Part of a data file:
______________________________

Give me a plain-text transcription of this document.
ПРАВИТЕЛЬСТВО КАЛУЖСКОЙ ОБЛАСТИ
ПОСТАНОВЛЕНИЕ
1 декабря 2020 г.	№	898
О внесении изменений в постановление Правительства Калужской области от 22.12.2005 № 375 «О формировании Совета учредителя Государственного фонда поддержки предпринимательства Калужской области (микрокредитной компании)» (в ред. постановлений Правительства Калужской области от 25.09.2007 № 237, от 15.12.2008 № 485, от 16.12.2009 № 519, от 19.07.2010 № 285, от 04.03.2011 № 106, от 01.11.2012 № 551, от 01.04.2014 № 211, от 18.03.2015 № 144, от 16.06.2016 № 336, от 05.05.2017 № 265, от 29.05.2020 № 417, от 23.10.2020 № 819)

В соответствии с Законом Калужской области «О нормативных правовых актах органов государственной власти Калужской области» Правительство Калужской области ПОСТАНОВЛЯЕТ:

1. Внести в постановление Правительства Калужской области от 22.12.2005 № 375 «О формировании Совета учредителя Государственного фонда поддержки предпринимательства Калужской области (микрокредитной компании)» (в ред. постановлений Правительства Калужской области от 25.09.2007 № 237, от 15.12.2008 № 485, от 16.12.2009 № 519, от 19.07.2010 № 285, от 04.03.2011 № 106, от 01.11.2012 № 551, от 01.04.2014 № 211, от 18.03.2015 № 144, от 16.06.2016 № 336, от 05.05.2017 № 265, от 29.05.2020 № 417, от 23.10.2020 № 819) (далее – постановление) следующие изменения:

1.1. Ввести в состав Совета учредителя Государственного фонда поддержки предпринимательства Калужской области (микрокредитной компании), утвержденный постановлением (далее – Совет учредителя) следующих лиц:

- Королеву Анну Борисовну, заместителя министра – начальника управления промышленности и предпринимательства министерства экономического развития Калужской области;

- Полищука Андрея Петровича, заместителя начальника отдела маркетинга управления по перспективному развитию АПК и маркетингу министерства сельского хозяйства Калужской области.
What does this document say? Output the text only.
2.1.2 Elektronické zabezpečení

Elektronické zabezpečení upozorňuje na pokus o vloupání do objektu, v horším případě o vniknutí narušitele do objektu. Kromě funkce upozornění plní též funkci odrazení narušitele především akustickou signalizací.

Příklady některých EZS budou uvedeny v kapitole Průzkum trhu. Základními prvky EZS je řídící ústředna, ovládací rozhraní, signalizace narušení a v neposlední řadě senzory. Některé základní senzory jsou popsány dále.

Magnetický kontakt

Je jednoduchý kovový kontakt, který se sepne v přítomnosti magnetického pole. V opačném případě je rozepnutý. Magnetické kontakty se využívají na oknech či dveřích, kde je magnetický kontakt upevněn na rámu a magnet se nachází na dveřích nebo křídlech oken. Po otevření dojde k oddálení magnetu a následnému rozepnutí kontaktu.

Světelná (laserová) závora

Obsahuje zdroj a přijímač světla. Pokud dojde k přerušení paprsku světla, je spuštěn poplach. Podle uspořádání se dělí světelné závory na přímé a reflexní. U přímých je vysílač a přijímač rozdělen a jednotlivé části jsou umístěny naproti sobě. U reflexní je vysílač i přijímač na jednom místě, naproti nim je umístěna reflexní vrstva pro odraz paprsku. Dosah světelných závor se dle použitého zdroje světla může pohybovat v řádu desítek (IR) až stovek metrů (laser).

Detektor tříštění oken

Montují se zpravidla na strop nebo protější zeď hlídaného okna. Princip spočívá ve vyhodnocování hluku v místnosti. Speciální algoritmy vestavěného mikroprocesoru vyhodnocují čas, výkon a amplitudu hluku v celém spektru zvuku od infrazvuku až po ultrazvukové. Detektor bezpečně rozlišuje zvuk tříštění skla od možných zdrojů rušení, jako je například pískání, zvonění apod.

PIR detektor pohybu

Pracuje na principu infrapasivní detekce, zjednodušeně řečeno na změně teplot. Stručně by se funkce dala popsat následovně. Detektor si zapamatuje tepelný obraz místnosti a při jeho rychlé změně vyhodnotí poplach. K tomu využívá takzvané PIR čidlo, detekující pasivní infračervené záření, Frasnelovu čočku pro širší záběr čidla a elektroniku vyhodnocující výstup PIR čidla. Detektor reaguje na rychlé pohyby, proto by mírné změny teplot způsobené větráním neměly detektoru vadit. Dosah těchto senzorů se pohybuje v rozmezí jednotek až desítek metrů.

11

______________________________

SHORT EXERCISE: Count each line of the data where the word "tříštění" appears, then reply with the total only.

FINAL ANSWER: 2